• _GIVEN INSTRUCTION_
Write the material out again exactly as it stands.

-- START OF RECORDS TO PROCESS --

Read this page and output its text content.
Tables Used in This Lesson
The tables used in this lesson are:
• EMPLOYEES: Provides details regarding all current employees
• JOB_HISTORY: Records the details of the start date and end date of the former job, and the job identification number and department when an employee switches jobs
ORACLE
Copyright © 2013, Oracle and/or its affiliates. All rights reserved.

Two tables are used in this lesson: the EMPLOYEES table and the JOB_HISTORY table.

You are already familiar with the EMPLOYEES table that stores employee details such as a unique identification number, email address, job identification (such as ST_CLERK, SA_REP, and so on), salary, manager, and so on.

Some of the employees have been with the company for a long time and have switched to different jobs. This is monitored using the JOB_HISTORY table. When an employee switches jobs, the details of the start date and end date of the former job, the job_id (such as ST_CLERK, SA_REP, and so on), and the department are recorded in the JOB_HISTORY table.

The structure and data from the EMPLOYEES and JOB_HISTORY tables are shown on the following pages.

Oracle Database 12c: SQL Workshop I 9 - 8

-- END OF RECORDS TO PROCESS --

• _ANSWER TO THE TASK_
Read this page and output its text content.
Tables Used in This Lesson
The tables used in this lesson are:
• EMPLOYEES: Provides details regarding all current employees
• JOB_HISTORY: Records the details of the start date and end date of the former job, and the job identification number and department when an employee switches jobs
ORACLE
Copyright © 2013, Oracle and/or its affiliates. All rights reserved.

Two tables are used in this lesson: the EMPLOYEES table and the JOB_HISTORY table.

You are already familiar with the EMPLOYEES table that stores employee details such as a unique identification number, email address, job identification (such as ST_CLERK, SA_REP, and so on), salary, manager, and so on.

Some of the employees have been with the company for a long time and have switched to different jobs. This is monitored using the JOB_HISTORY table. When an employee switches jobs, the details of the start date and end date of the former job, the job_id (such as ST_CLERK, SA_REP, and so on), and the department are recorded in the JOB_HISTORY table.

The structure and data from the EMPLOYEES and JOB_HISTORY tables are shown on the following pages.

Oracle Database 12c: SQL Workshop I 9 - 8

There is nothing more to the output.